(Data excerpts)
______
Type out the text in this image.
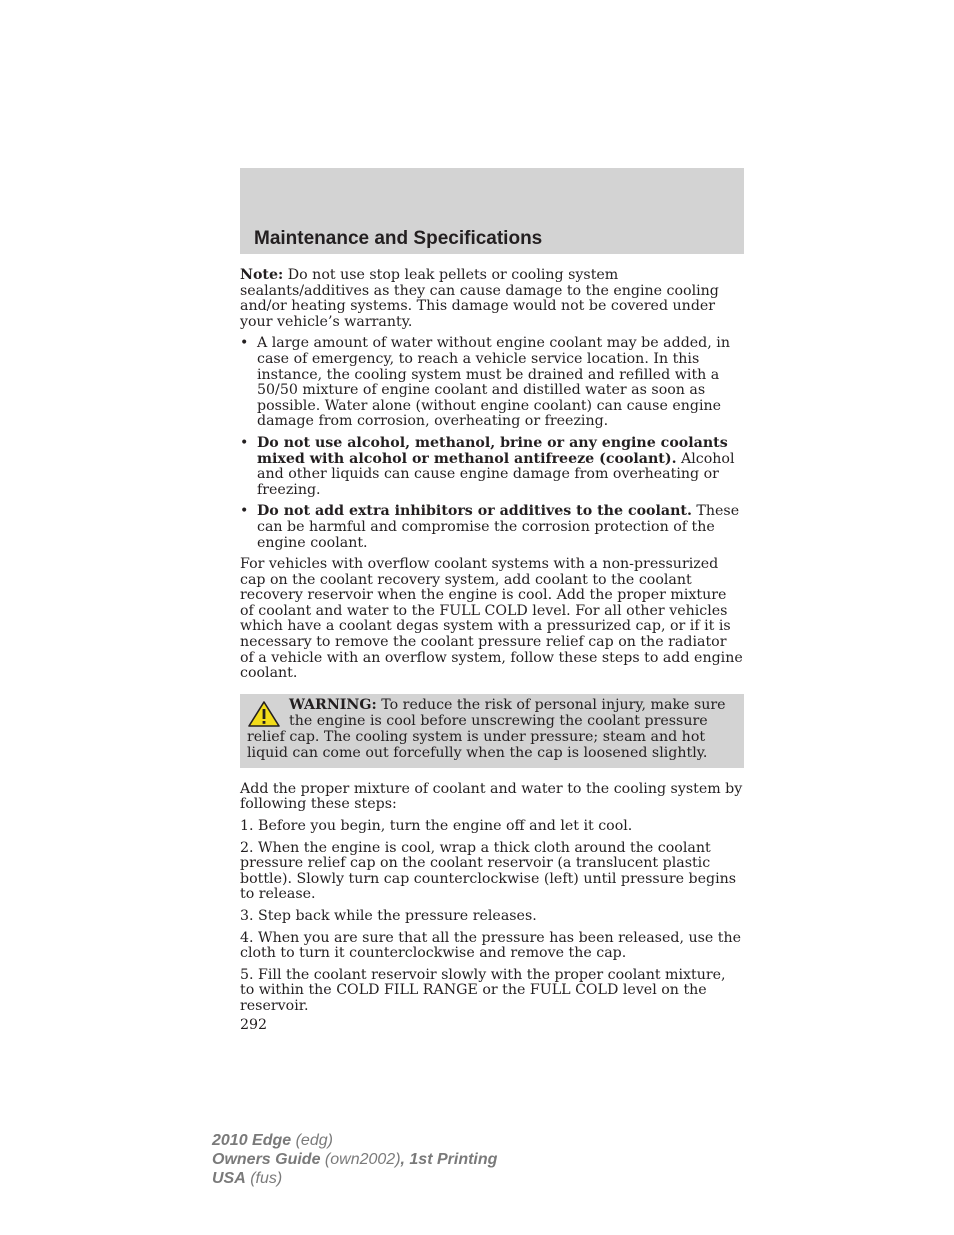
Maintenance and Specifications

Note: Do not use stop leak pellets or cooling system sealants/additives as they can cause damage to the engine cooling and/or heating systems. This damage would not be covered under your vehicle’s warranty.

• A large amount of water without engine coolant may be added, in case of emergency, to reach a vehicle service location. In this instance, the cooling system must be drained and refilled with a 50/50 mixture of engine coolant and distilled water as soon as possible. Water alone (without engine coolant) can cause engine damage from corrosion, overheating or freezing.
• Do not use alcohol, methanol, brine or any engine coolants mixed with alcohol or methanol antifreeze (coolant). Alcohol and other liquids can cause engine damage from overheating or freezing.
• Do not add extra inhibitors or additives to the coolant. These can be harmful and compromise the corrosion protection of the engine coolant.

For vehicles with overflow coolant systems with a non-pressurized cap on the coolant recovery system, add coolant to the coolant recovery reservoir when the engine is cool. Add the proper mixture of coolant and water to the FULL COLD level. For all other vehicles which have a coolant degas system with a pressurized cap, or if it is necessary to remove the coolant pressure relief cap on the radiator of a vehicle with an overflow system, follow these steps to add engine coolant.

WARNING: To reduce the risk of personal injury, make sure the engine is cool before unscrewing the coolant pressure relief cap. The cooling system is under pressure; steam and hot liquid can come out forcefully when the cap is loosened slightly.

Add the proper mixture of coolant and water to the cooling system by following these steps:

1. Before you begin, turn the engine off and let it cool.

2. When the engine is cool, wrap a thick cloth around the coolant pressure relief cap on the coolant reservoir (a translucent plastic bottle). Slowly turn cap counterclockwise (left) until pressure begins to release.

3. Step back while the pressure releases.

4. When you are sure that all the pressure has been released, use the cloth to turn it counterclockwise and remove the cap.

5. Fill the coolant reservoir slowly with the proper coolant mixture, to within the COLD FILL RANGE or the FULL COLD level on the reservoir.

292
2010 Edge (edg)
Owners Guide (own2002), 1st Printing
USA (fus)
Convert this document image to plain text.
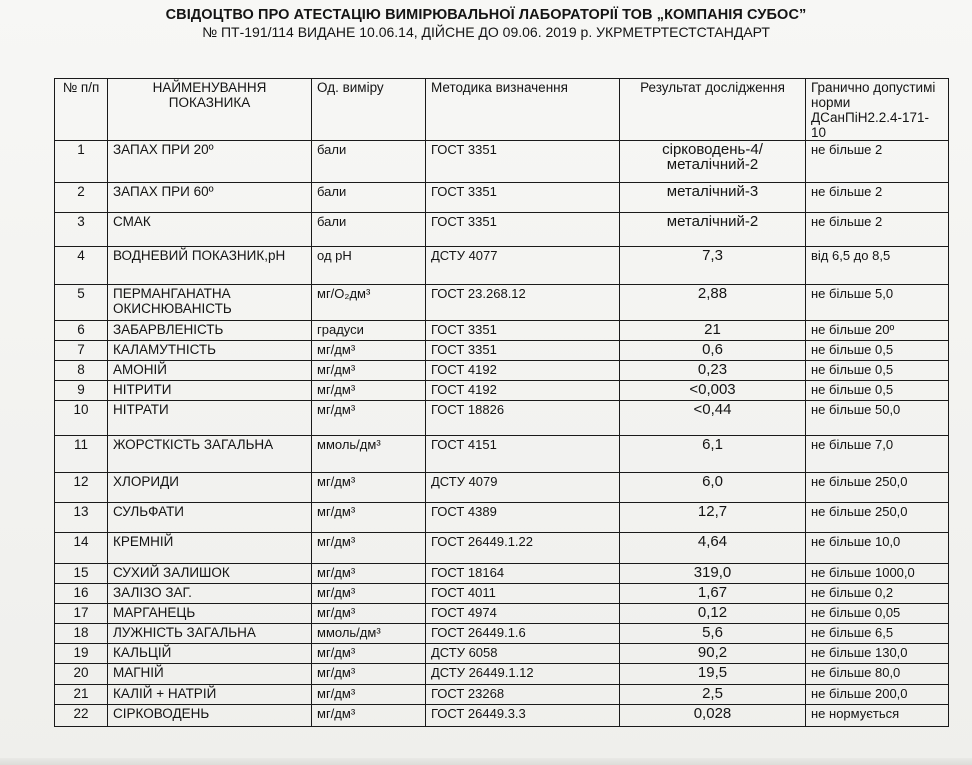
СВІДОЦТВО ПРО АТЕСТАЦІЮ ВИМІРЮВАЛЬНОЇ ЛАБОРАТОРІЇ ТОВ „КОМПАНІЯ СУБОС”
№ ПТ-191/114 ВИДАНЕ 10.06.14, ДІЙСНЕ ДО 09.06. 2019 р. УКРМЕТРТЕСТСТАНДАРТ
№ п/п	НАЙМЕНУВАННЯ ПОКАЗНИКА	Од. виміру	Методика визначення	Результат дослідження	Гранично допустимі норми ДСанПіН2.2.4-171-10
1	ЗАПАХ ПРИ 20º	бали	ГОСТ 3351	сірководень-4/ металічний-2	не більше 2
2	ЗАПАХ ПРИ 60º	бали	ГОСТ 3351	металічний-3	не більше 2
3	СМАК	бали	ГОСТ 3351	металічний-2	не більше 2
4	ВОДНЕВИЙ ПОКАЗНИК,pH	од рН	ДСТУ 4077	7,3	від 6,5 до 8,5
5	ПЕРМАНГАНАТНА ОКИСНЮВАНІСТЬ	мг/О₂дм³	ГОСТ 23.268.12	2,88	не більше 5,0
6	ЗАБАРВЛЕНІСТЬ	градуси	ГОСТ 3351	21	не більше 20º
7	КАЛАМУТНІСТЬ	мг/дм³	ГОСТ 3351	0,6	не більше 0,5
8	АМОНІЙ	мг/дм³	ГОСТ 4192	0,23	не більше 0,5
9	НІТРИТИ	мг/дм³	ГОСТ 4192	<0,003	не більше 0,5
10	НІТРАТИ	мг/дм³	ГОСТ 18826	<0,44	не більше 50,0
11	ЖОРСТКІСТЬ ЗАГАЛЬНА	ммоль/дм³	ГОСТ 4151	6,1	не більше 7,0
12	ХЛОРИДИ	мг/дм³	ДСТУ 4079	6,0	не більше 250,0
13	СУЛЬФАТИ	мг/дм³	ГОСТ 4389	12,7	не більше 250,0
14	КРЕМНІЙ	мг/дм³	ГОСТ 26449.1.22	4,64	не більше 10,0
15	СУХИЙ ЗАЛИШОК	мг/дм³	ГОСТ 18164	319,0	не більше 1000,0
16	ЗАЛІЗО ЗАГ.	мг/дм³	ГОСТ 4011	1,67	не більше 0,2
17	МАРГАНЕЦЬ	мг/дм³	ГОСТ 4974	0,12	не більше 0,05
18	ЛУЖНІСТЬ ЗАГАЛЬНА	ммоль/дм³	ГОСТ 26449.1.6	5,6	не більше 6,5
19	КАЛЬЦІЙ	мг/дм³	ДСТУ 6058	90,2	не більше 130,0
20	МАГНІЙ	мг/дм³	ДСТУ 26449.1.12	19,5	не більше 80,0
21	КАЛІЙ + НАТРІЙ	мг/дм³	ГОСТ 23268	2,5	не більше 200,0
22	СІРКОВОДЕНЬ	мг/дм³	ГОСТ 26449.3.3	0,028	не нормується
______
Would you return the data exactly as written, without the pictures?

Type out the text in this image.
Maintenance and Specifications

Note: Do not use stop leak pellets or cooling system sealants/additives as they can cause damage to the engine cooling and/or heating systems. This damage would not be covered under your vehicle’s warranty.

• A large amount of water without engine coolant may be added, in case of emergency, to reach a vehicle service location. In this instance, the cooling system must be drained and refilled with a 50/50 mixture of engine coolant and distilled water as soon as possible. Water alone (without engine coolant) can cause engine damage from corrosion, overheating or freezing.
• Do not use alcohol, methanol, brine or any engine coolants mixed with alcohol or methanol antifreeze (coolant). Alcohol and other liquids can cause engine damage from overheating or freezing.
• Do not add extra inhibitors or additives to the coolant. These can be harmful and compromise the corrosion protection of the engine coolant.

For vehicles with overflow coolant systems with a non-pressurized cap on the coolant recovery system, add coolant to the coolant recovery reservoir when the engine is cool. Add the proper mixture of coolant and water to the FULL COLD level. For all other vehicles which have a coolant degas system with a pressurized cap, or if it is necessary to remove the coolant pressure relief cap on the radiator of a vehicle with an overflow system, follow these steps to add engine coolant.

WARNING: To reduce the risk of personal injury, make sure the engine is cool before unscrewing the coolant pressure relief cap. The cooling system is under pressure; steam and hot liquid can come out forcefully when the cap is loosened slightly.

Add the proper mixture of coolant and water to the cooling system by following these steps:

1. Before you begin, turn the engine off and let it cool.

2. When the engine is cool, wrap a thick cloth around the coolant pressure relief cap on the coolant reservoir (a translucent plastic bottle). Slowly turn cap counterclockwise (left) until pressure begins to release.

3. Step back while the pressure releases.

4. When you are sure that all the pressure has been released, use the cloth to turn it counterclockwise and remove the cap.

5. Fill the coolant reservoir slowly with the proper coolant mixture, to within the COLD FILL RANGE or the FULL COLD level on the reservoir.

292
2010 Edge (edg)
Owners Guide (own2002), 1st Printing
USA (fus)
Convert this document image to plain text.
СВІДОЦТВО ПРО АТЕСТАЦІЮ ВИМІРЮВАЛЬНОЇ ЛАБОРАТОРІЇ ТОВ „КОМПАНІЯ СУБОС”
№ ПТ-191/114 ВИДАНЕ 10.06.14, ДІЙСНЕ ДО 09.06. 2019 р. УКРМЕТРТЕСТСТАНДАРТ
№ п/п	НАЙМЕНУВАННЯ ПОКАЗНИКА	Од. виміру	Методика визначення	Результат дослідження	Гранично допустимі норми ДСанПіН2.2.4-171-10
1	ЗАПАХ ПРИ 20º	бали	ГОСТ 3351	сірководень-4/ металічний-2	не більше 2
2	ЗАПАХ ПРИ 60º	бали	ГОСТ 3351	металічний-3	не більше 2
3	СМАК	бали	ГОСТ 3351	металічний-2	не більше 2
4	ВОДНЕВИЙ ПОКАЗНИК,pH	од рН	ДСТУ 4077	7,3	від 6,5 до 8,5
5	ПЕРМАНГАНАТНА ОКИСНЮВАНІСТЬ	мг/О₂дм³	ГОСТ 23.268.12	2,88	не більше 5,0
6	ЗАБАРВЛЕНІСТЬ	градуси	ГОСТ 3351	21	не більше 20º
7	КАЛАМУТНІСТЬ	мг/дм³	ГОСТ 3351	0,6	не більше 0,5
8	АМОНІЙ	мг/дм³	ГОСТ 4192	0,23	не більше 0,5
9	НІТРИТИ	мг/дм³	ГОСТ 4192	<0,003	не більше 0,5
10	НІТРАТИ	мг/дм³	ГОСТ 18826	<0,44	не більше 50,0
11	ЖОРСТКІСТЬ ЗАГАЛЬНА	ммоль/дм³	ГОСТ 4151	6,1	не більше 7,0
12	ХЛОРИДИ	мг/дм³	ДСТУ 4079	6,0	не більше 250,0
13	СУЛЬФАТИ	мг/дм³	ГОСТ 4389	12,7	не більше 250,0
14	КРЕМНІЙ	мг/дм³	ГОСТ 26449.1.22	4,64	не більше 10,0
15	СУХИЙ ЗАЛИШОК	мг/дм³	ГОСТ 18164	319,0	не більше 1000,0
16	ЗАЛІЗО ЗАГ.	мг/дм³	ГОСТ 4011	1,67	не більше 0,2
17	МАРГАНЕЦЬ	мг/дм³	ГОСТ 4974	0,12	не більше 0,05
18	ЛУЖНІСТЬ ЗАГАЛЬНА	ммоль/дм³	ГОСТ 26449.1.6	5,6	не більше 6,5
19	КАЛЬЦІЙ	мг/дм³	ДСТУ 6058	90,2	не більше 130,0
20	МАГНІЙ	мг/дм³	ДСТУ 26449.1.12	19,5	не більше 80,0
21	КАЛІЙ + НАТРІЙ	мг/дм³	ГОСТ 23268	2,5	не більше 200,0
22	СІРКОВОДЕНЬ	мг/дм³	ГОСТ 26449.3.3	0,028	не нормується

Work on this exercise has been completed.